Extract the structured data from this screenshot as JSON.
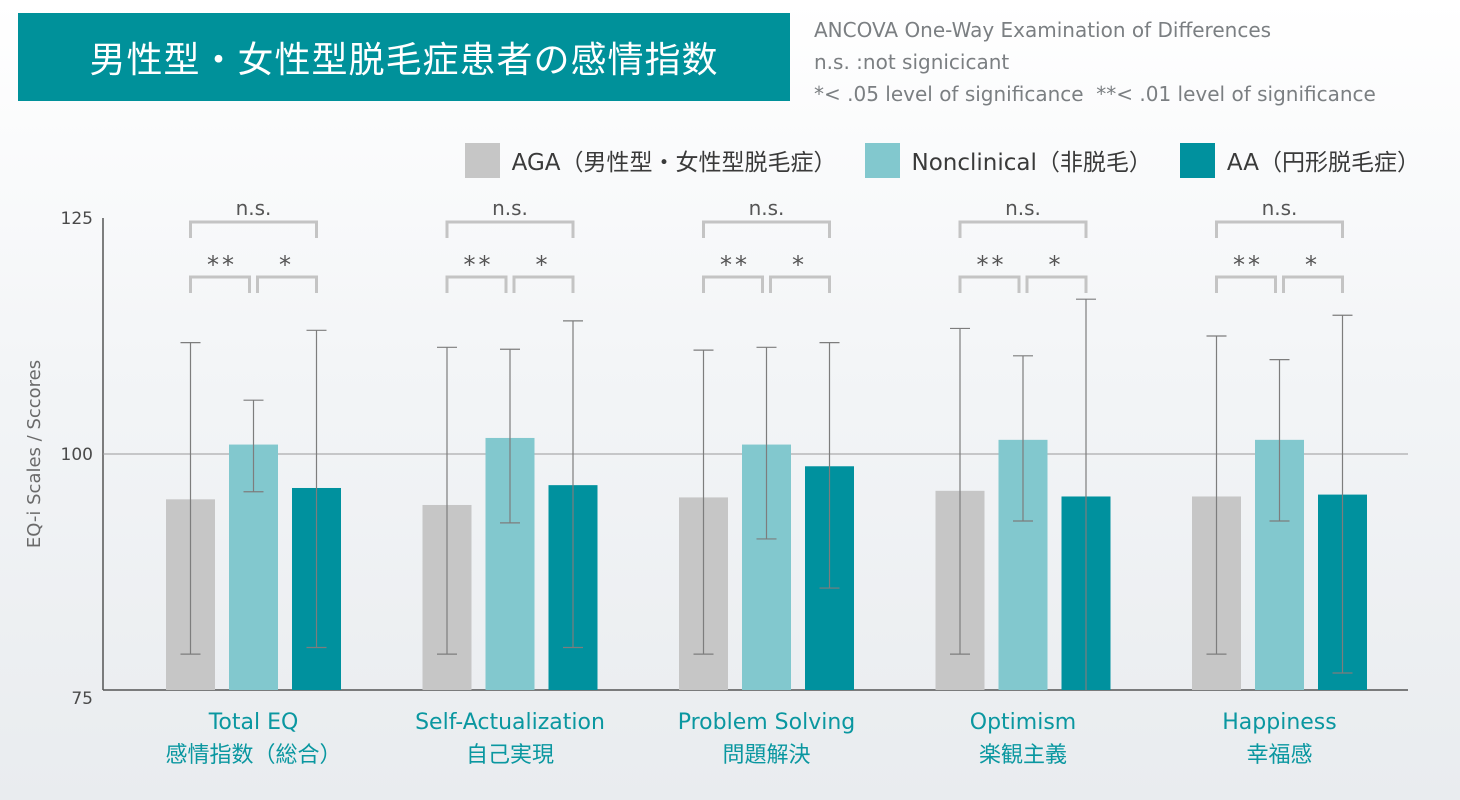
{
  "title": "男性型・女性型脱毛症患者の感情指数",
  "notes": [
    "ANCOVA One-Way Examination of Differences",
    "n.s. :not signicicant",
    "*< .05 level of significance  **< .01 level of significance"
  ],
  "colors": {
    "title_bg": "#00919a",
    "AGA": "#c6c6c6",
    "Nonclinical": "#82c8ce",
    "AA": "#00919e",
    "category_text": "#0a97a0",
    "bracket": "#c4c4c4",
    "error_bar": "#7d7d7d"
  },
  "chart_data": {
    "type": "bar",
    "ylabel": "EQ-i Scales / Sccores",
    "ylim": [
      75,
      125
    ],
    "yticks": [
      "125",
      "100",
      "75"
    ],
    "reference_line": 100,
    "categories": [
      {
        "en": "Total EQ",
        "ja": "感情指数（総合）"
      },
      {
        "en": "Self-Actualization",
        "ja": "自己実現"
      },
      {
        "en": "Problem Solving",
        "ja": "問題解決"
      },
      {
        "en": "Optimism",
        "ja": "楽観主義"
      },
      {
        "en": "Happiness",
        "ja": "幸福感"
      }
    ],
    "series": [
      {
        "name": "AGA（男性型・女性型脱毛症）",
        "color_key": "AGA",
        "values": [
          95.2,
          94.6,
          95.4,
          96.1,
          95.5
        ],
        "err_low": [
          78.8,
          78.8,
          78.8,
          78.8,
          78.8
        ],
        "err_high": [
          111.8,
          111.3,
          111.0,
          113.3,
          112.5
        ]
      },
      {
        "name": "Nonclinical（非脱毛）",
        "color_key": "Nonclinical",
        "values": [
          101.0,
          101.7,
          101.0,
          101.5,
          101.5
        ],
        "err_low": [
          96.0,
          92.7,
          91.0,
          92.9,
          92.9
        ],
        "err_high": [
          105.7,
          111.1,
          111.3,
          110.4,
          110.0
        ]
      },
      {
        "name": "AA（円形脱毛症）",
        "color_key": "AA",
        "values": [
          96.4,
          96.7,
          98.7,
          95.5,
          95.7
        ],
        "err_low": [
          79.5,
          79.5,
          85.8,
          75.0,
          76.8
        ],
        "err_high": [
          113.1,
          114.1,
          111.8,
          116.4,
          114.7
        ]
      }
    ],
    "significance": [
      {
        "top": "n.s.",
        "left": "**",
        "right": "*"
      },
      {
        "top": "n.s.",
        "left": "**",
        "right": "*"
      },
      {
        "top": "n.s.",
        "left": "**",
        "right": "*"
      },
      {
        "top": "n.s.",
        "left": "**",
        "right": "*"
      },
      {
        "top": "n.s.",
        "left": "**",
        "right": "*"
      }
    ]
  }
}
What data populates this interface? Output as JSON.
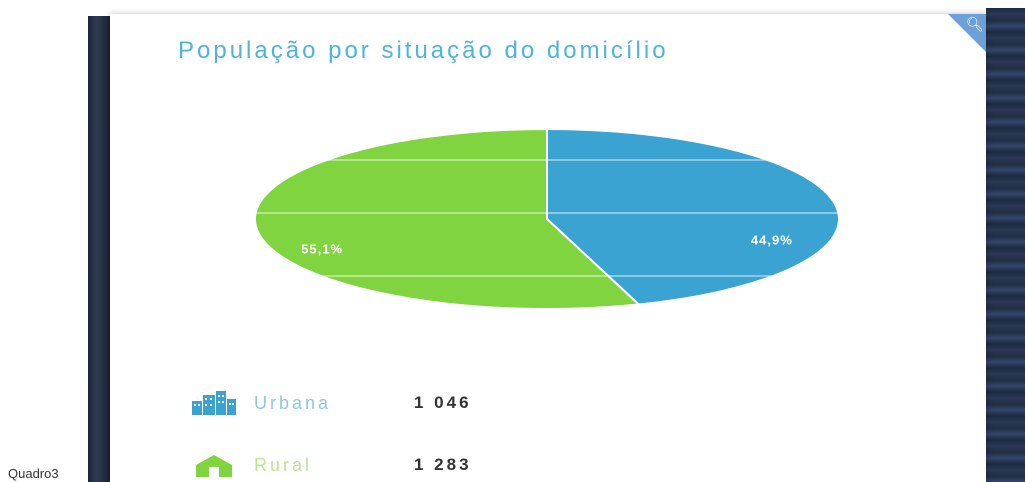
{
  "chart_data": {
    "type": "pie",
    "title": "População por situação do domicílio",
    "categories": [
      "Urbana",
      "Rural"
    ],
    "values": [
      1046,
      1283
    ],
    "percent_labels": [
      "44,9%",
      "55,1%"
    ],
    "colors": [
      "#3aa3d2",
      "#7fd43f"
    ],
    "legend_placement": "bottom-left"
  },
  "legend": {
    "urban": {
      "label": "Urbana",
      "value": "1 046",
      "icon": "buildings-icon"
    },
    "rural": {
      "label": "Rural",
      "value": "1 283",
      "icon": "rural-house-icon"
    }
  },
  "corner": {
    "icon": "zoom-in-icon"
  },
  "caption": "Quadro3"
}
=======
[WHAT YOU HAVE TO DO]
Find each line with the string "JSON" and copy it out.

[RESULT FOR THIS TASK]
Extract the structured data from this screenshot as JSON.
What data populates this interface? Output as JSON.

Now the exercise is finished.